◆ Problem:
Filter the records below for the word "noyau". Copy each line that holds it.

◆ Entries:
- - -

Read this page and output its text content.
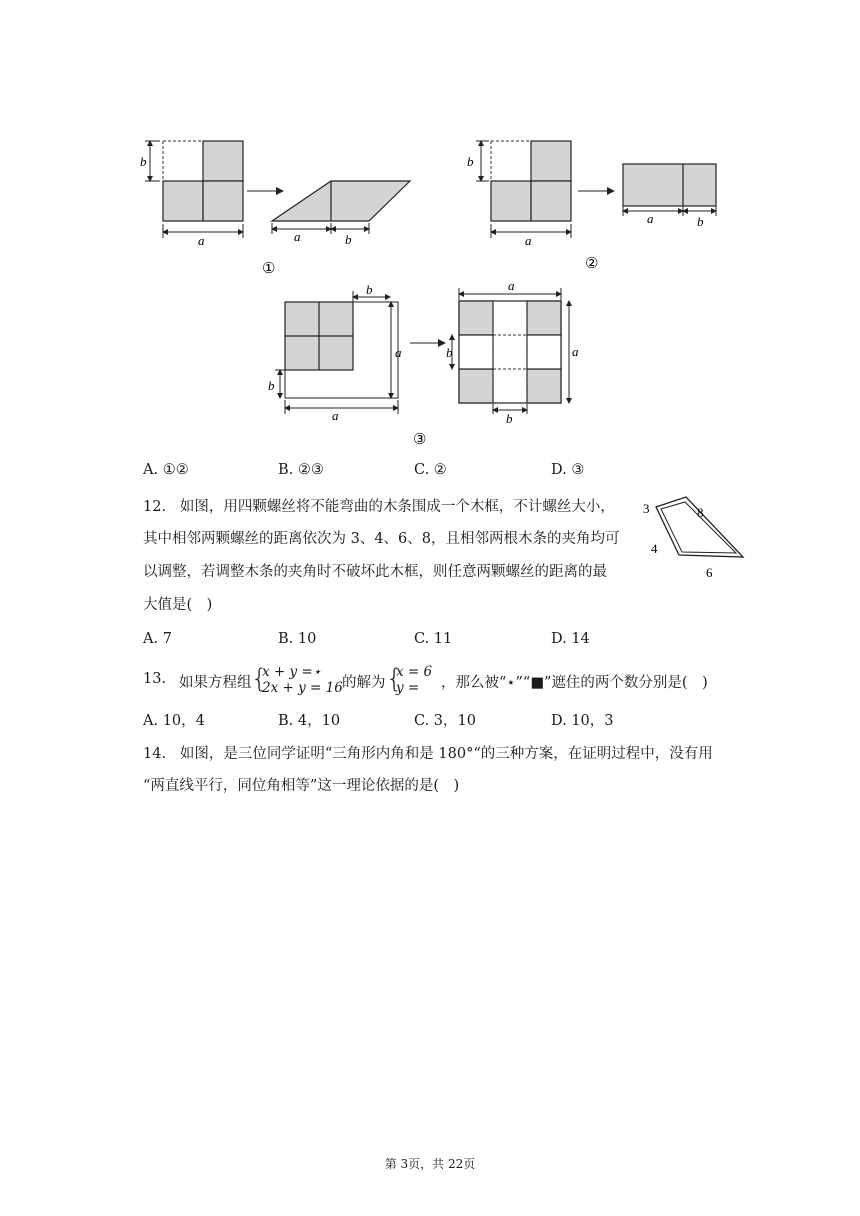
b
a	a	b
①
b
a
a	b
②
b
a
b
a
a
a
b
b
③
A. ①②	B. ②③	C. ②	D. ③
12. 如图，用四颗螺丝将不能弯曲的木条围成一个木框，不计螺丝大小，
其中相邻两颗螺丝的距离依次为 3、4、6、8，且相邻两根木条的夹角均可
以调整，若调整木条的夹角时不破坏此木框，则任意两颗螺丝的距离的最
大值是(　)
3	8
4
6
A. 7	B. 10	C. 11	D. 14
13. 如果方程组 {
x + y =⋆
2x + y = 16 的解为 {
x = 6
y = ，那么被“⋆”“■”遮住的两个数分别是(　)
A. 10，4	B. 4，10	C. 3，10	D. 10，3
14. 如图，是三位同学证明“三角形内角和是 180°“的三种方案，在证明过程中，没有用
“两直线平行，同位角相等”这一理论依据的是(　)
第 3页，共 22页
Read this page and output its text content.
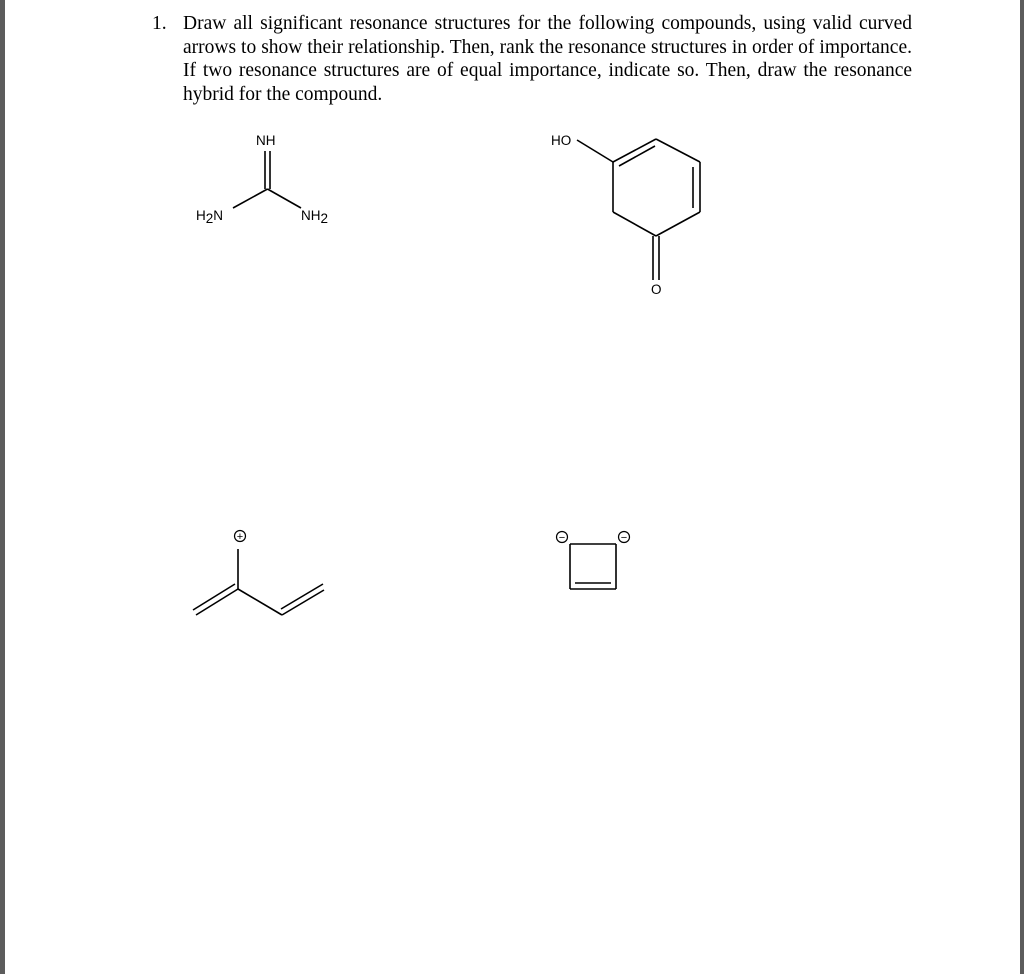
1. Draw all significant resonance structures for the following compounds, using valid curved arrows to show their relationship. Then, rank the resonance structures in order of importance. If two resonance structures are of equal importance, indicate so. Then, draw the resonance hybrid for the compound.
NH
H2N	NH2
HO
O
+	−	−
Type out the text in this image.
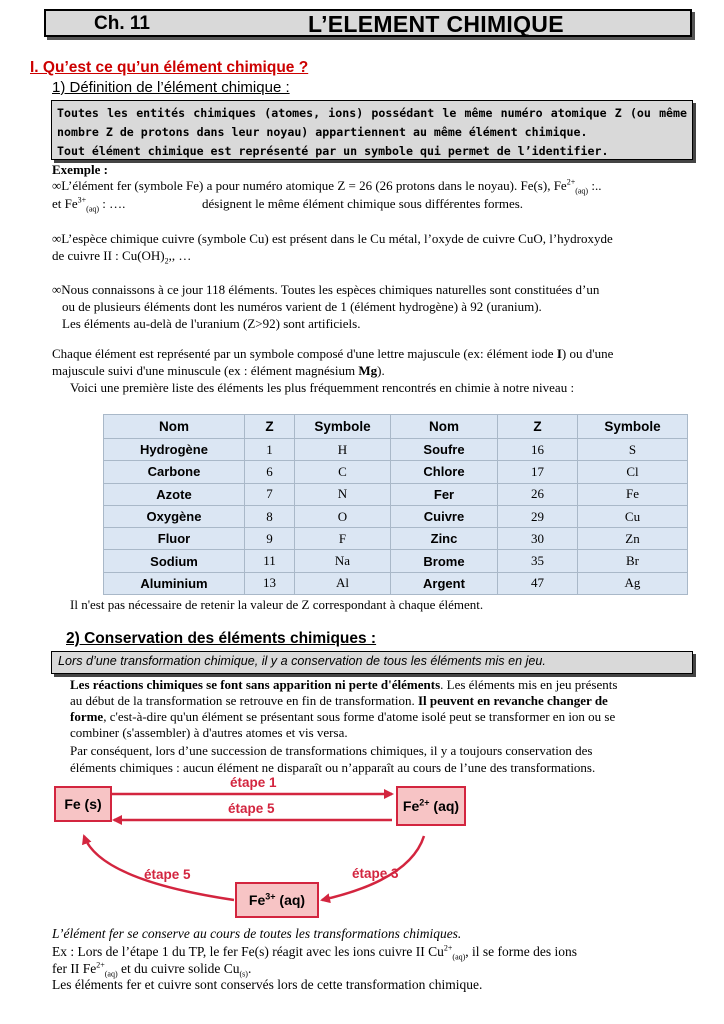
Ch. 11	L’ELEMENT CHIMIQUE
I. Qu’est ce qu’un élément chimique ?
1) Définition de l’élément chimique :
Toutes les entités chimiques (atomes, ions) possédant le même numéro atomique Z (ou même
nombre Z de protons dans leur noyau) appartiennent au même élément chimique.
Tout élément chimique est représenté par un symbole qui permet de l’identifier.
Exemple :
∞L’élément fer (symbole Fe) a pour numéro atomique Z = 26 (26 protons dans le noyau). Fe(s), $Fe^{2+}_{(aq)}$ :..
et $Fe^{3+}_{(aq)}$ : ….	désignent le même élément chimique sous différentes formes.
∞L’espèce chimique cuivre (symbole Cu) est présent dans le Cu métal, l’oxyde de cuivre CuO, l’hydroxyde
de cuivre II : $Cu(OH)_2$,, …
∞Nous connaissons à ce jour 118 éléments. Toutes les espèces chimiques naturelles sont constituées d’un
ou de plusieurs éléments dont les numéros varient de 1 (élément hydrogène) à 92 (uranium).
Les éléments au-delà de l'uranium (Z>92) sont artificiels.
Chaque élément est représenté par un symbole composé d'une lettre majuscule (ex: élément iode I) ou d'une
majuscule suivi d'une minuscule (ex : élément magnésium Mg).
Voici une première liste des éléments les plus fréquemment rencontrés en chimie à notre niveau :
Nom	Z	Symbole	Nom	Z	Symbole
Hydrogène	1	H	Soufre	16	S
Carbone	6	C	Chlore	17	Cl
Azote	7	N	Fer	26	Fe
Oxygène	8	O	Cuivre	29	Cu
Fluor	9	F	Zinc	30	Zn
Sodium	11	Na	Brome	35	Br
Aluminium	13	Al	Argent	47	Ag
Il n'est pas nécessaire de retenir la valeur de Z correspondant à chaque élément.
2) Conservation des éléments chimiques :
Lors d’une transformation chimique, il y a conservation de tous les éléments mis en jeu.
Les réactions chimiques se font sans apparition ni perte d'éléments. Les éléments mis en jeu présents
au début de la transformation se retrouve en fin de transformation. Il peuvent en revanche changer de
forme, c'est-à-dire qu'un élément se présentant sous forme d'atome isolé peut se transformer en ion ou se
combiner (s'assembler) à d'autres atomes et vis versa.
Par conséquent, lors d’une succession de transformations chimiques, il y a toujours conservation des
éléments chimiques : aucun élément ne disparaît ou n’apparaît au cours de l’une des transformations.
Fe (s)	$Fe^{2+}$ (aq)
$Fe^{3+}$ (aq)
étape 1
étape 5
étape 5	étape 3
L’élément fer se conserve au cours de toutes les transformations chimiques.
Ex : Lors de l’étape 1 du TP, le fer Fe(s) réagit avec les ions cuivre II $Cu^{2+}_{(aq)}$, il se forme des ions
fer II $Fe^{2+}_{(aq)}$ et du cuivre solide $Cu_{(s)}$.
Les éléments fer et cuivre sont conservés lors de cette transformation chimique.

- - -

◆ Written solution:
nombre Z de protons dans leur noyau) appartiennent au même élément chimique.
∞L’élément fer (symbole Fe) a pour numéro atomique Z = 26 (26 protons dans le noyau). Fe(s), $Fe^{2+}_{(aq)}$ :..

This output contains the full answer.